_WHAT IS REQUIRED_
Copy each line from the entries below that includes the word "methods".

_RAW RECORDS_
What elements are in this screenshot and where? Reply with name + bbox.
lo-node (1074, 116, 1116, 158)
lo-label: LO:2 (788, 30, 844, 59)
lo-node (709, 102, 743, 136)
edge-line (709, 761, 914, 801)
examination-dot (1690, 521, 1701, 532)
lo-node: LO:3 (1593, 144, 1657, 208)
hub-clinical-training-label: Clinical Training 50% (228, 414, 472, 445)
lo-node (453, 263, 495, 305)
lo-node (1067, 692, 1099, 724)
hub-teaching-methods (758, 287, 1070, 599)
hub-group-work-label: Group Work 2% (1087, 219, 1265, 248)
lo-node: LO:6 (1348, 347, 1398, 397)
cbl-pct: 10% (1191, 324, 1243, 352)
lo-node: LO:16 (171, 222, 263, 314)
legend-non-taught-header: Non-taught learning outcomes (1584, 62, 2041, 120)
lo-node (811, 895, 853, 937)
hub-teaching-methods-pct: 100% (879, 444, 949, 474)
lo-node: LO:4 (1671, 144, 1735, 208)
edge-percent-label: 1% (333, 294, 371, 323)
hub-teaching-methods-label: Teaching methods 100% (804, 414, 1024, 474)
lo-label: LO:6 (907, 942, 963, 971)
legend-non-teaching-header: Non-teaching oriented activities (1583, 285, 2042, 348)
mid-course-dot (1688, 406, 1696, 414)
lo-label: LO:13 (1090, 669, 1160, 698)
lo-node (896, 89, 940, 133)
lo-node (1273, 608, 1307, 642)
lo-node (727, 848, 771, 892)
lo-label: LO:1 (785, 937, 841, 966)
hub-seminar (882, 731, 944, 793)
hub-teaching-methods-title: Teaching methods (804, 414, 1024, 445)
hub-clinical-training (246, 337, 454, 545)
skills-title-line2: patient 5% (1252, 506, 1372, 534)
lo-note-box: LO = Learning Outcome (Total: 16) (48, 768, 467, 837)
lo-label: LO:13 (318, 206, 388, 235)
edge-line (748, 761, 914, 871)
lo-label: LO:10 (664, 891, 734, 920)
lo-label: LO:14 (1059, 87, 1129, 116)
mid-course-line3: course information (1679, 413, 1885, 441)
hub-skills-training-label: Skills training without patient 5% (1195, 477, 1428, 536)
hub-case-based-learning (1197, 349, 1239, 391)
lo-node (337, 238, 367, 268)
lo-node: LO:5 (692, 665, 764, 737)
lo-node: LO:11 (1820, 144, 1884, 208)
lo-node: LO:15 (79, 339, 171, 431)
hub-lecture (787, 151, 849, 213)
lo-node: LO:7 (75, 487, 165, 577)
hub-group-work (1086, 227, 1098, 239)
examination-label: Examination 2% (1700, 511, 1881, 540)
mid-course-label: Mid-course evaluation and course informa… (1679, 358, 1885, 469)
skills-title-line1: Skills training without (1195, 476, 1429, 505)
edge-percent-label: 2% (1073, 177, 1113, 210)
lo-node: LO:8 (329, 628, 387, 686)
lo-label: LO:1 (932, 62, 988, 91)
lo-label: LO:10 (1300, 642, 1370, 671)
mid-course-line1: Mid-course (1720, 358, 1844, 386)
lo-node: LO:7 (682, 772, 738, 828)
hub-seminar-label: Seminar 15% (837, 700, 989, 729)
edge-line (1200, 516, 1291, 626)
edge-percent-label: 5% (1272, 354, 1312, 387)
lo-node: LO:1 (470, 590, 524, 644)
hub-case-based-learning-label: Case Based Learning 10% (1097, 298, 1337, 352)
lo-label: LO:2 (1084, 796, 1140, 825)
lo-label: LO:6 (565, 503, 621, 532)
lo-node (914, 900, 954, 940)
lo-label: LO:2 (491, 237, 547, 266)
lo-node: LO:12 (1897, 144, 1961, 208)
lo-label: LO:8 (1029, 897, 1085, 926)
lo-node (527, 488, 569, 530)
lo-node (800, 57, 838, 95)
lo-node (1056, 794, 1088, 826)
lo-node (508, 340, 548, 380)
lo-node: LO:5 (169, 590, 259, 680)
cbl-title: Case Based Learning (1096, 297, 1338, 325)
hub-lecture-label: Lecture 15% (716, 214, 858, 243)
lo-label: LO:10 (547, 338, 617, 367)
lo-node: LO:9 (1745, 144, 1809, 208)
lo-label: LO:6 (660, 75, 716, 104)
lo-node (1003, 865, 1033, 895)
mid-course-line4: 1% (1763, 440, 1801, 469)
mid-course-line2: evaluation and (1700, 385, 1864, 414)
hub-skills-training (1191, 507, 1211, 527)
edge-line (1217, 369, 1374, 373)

_EXERCISE ANSWER_
hub-teaching-methods (758, 287, 1070, 599)
hub-teaching-methods-pct: 100% (879, 444, 949, 474)
hub-teaching-methods-label: Teaching methods 100% (804, 414, 1024, 474)
hub-teaching-methods-title: Teaching methods (804, 414, 1024, 445)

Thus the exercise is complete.